══ Information supplied
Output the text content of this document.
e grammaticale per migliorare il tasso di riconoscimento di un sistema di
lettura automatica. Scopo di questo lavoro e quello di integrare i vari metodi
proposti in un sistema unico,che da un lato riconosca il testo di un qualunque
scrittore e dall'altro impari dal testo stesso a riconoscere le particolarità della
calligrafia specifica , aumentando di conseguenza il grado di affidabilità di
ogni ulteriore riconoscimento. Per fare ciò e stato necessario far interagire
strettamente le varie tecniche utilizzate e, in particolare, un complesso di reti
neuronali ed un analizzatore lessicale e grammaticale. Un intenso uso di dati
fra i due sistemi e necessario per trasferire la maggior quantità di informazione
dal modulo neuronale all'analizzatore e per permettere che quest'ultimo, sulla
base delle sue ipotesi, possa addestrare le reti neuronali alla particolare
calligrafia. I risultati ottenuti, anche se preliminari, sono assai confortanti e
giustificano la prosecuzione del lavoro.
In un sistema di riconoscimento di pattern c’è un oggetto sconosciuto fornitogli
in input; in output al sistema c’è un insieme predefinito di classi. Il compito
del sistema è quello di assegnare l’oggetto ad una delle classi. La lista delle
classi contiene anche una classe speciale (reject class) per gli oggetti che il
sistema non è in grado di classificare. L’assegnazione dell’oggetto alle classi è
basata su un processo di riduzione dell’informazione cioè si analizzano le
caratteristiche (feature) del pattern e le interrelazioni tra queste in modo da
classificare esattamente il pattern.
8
════
• Job
Pull out every line of the entries that includes the word "delle".

• Task output
base delle sue ipotesi, possa addestrare le reti neuronali alla particolare
del sistema è quello di assegnare l’oggetto ad una delle classi. La lista delle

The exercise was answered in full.